● **What needs to be done**
From the listing below, return each line that includes "Understanding".

[Entries from a dataset]

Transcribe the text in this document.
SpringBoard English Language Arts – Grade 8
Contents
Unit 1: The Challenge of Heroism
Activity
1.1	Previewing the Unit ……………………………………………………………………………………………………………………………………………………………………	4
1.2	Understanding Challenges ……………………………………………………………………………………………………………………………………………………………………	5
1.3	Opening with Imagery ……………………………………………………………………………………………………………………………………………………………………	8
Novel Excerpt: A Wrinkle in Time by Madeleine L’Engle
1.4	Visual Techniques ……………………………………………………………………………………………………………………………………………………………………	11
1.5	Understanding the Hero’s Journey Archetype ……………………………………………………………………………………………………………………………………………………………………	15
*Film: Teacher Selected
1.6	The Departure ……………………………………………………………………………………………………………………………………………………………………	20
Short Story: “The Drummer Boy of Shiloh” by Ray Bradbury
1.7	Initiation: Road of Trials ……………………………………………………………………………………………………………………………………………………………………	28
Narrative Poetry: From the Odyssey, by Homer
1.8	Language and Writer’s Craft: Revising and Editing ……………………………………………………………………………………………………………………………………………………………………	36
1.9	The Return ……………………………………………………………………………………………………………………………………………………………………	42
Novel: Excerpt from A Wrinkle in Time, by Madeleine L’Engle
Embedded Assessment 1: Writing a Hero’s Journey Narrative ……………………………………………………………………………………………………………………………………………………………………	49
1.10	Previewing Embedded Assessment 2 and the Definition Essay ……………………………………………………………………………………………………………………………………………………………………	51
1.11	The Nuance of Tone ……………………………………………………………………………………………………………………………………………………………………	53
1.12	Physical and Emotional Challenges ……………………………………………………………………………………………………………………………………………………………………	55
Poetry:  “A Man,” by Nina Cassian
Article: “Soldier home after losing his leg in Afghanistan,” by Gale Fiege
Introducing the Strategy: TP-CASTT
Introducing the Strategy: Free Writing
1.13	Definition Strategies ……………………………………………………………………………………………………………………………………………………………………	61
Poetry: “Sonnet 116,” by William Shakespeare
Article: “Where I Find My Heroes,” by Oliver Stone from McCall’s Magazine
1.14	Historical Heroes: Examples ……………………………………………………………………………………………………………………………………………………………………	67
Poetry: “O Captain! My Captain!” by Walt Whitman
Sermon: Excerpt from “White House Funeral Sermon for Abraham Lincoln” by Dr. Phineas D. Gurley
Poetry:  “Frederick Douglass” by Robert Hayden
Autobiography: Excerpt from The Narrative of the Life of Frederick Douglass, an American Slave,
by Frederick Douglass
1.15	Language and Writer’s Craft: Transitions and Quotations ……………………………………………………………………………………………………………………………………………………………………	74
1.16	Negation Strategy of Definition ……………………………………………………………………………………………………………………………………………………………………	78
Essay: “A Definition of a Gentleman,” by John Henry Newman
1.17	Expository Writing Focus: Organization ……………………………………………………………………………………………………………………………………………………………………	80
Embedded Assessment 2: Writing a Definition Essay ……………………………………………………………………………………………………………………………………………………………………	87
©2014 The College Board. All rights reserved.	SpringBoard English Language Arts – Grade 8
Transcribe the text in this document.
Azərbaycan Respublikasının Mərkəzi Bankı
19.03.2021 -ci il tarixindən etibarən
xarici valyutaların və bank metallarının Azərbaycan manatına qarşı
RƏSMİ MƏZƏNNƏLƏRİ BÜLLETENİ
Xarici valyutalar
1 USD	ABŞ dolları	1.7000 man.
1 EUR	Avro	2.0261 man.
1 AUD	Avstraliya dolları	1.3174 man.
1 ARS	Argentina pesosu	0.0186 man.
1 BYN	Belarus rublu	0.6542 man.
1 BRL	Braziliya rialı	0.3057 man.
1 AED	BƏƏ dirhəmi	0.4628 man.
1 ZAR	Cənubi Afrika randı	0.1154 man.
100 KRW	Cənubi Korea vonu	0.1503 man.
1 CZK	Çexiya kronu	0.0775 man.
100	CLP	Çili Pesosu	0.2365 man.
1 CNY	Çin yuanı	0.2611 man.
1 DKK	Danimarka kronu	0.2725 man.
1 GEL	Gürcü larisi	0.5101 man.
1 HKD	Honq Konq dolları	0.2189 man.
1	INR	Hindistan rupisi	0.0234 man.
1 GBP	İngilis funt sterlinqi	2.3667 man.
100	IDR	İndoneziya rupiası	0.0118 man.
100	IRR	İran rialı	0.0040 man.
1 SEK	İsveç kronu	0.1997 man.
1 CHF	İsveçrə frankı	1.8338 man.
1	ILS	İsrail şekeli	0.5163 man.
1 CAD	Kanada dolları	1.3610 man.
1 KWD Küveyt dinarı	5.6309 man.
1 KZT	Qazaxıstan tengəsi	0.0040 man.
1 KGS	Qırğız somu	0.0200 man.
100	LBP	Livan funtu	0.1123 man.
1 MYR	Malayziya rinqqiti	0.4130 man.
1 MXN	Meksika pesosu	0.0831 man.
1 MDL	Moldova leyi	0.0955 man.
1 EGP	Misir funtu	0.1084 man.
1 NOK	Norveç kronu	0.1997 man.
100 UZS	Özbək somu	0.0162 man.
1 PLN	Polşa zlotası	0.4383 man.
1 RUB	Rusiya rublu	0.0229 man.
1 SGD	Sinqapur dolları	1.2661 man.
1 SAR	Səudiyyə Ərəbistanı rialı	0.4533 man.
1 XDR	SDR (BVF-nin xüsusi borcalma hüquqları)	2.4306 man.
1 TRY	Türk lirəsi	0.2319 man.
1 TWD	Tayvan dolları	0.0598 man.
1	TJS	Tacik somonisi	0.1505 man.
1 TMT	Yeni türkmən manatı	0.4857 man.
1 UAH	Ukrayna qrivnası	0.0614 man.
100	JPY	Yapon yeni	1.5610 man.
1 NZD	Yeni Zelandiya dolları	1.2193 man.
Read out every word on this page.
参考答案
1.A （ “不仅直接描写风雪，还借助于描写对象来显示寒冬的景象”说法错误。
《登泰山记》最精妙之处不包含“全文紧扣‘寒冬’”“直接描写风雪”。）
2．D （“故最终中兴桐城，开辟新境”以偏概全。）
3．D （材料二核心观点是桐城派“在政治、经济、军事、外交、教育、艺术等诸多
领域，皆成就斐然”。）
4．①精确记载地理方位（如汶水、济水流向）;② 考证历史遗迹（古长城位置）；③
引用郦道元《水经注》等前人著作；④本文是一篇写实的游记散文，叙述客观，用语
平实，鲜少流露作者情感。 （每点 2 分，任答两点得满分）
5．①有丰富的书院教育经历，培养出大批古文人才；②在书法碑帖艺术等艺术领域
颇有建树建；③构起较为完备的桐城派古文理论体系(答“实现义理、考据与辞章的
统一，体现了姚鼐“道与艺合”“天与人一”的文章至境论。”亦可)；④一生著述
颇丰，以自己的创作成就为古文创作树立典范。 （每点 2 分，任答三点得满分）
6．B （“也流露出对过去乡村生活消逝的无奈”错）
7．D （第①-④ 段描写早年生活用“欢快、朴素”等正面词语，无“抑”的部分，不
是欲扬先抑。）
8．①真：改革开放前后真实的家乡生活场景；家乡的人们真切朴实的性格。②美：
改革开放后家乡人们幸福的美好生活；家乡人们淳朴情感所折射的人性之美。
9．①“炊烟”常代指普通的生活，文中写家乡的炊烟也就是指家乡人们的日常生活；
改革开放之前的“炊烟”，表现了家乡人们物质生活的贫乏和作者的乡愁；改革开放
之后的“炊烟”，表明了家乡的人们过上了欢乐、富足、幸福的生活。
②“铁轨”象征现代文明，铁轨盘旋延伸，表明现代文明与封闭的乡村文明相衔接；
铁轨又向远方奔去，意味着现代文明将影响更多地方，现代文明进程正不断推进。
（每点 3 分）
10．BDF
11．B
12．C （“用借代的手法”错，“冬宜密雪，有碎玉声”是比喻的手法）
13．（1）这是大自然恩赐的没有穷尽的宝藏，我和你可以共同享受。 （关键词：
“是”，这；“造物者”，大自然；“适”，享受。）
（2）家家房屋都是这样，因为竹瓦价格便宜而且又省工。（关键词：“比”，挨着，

● **Finished answer**
1.2	Understanding Challenges ……………………………………………………………………………………………………………………………………………………………………	5
1.5	Understanding the Hero’s Journey Archetype ……………………………………………………………………………………………………………………………………………………………………	15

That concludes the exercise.